▶ **Extracted material**

-*-*-

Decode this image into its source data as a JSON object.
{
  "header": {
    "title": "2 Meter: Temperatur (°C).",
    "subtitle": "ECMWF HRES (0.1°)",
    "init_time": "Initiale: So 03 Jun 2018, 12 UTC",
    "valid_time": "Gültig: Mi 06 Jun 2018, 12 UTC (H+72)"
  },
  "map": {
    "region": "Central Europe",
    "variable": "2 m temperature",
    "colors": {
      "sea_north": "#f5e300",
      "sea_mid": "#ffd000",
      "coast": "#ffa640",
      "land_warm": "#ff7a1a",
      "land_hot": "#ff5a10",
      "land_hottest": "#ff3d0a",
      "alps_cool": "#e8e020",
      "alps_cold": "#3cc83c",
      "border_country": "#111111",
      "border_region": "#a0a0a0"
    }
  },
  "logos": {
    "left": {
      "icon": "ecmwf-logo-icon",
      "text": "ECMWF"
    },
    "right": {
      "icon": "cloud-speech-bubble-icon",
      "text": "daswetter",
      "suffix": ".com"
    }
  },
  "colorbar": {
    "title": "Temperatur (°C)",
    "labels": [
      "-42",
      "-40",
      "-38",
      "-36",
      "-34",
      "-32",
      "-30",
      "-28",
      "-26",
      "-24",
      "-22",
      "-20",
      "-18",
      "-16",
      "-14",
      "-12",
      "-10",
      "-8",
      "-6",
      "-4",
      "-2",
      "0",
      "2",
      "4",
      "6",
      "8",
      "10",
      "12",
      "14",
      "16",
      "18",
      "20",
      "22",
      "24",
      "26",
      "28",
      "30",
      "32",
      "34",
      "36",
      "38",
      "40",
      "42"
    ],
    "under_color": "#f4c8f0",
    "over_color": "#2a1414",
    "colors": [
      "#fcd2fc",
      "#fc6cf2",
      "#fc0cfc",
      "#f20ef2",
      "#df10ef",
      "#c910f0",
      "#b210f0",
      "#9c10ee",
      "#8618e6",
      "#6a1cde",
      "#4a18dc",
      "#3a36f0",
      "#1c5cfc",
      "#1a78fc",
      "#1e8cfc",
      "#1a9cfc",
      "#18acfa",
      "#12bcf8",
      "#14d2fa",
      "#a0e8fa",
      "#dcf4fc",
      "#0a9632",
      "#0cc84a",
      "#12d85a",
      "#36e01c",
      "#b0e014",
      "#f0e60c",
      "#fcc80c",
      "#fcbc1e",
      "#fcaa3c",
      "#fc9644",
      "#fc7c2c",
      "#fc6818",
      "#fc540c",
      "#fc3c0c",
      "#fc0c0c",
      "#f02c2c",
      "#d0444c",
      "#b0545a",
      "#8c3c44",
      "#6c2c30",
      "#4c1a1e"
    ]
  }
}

-*-*-

▶ **Exercise details**
Go through the entries above and pull out each line with "icon" in it.

▶ **Response for this exercise**
      "icon": "ecmwf-logo-icon",
      "icon": "cloud-speech-bubble-icon",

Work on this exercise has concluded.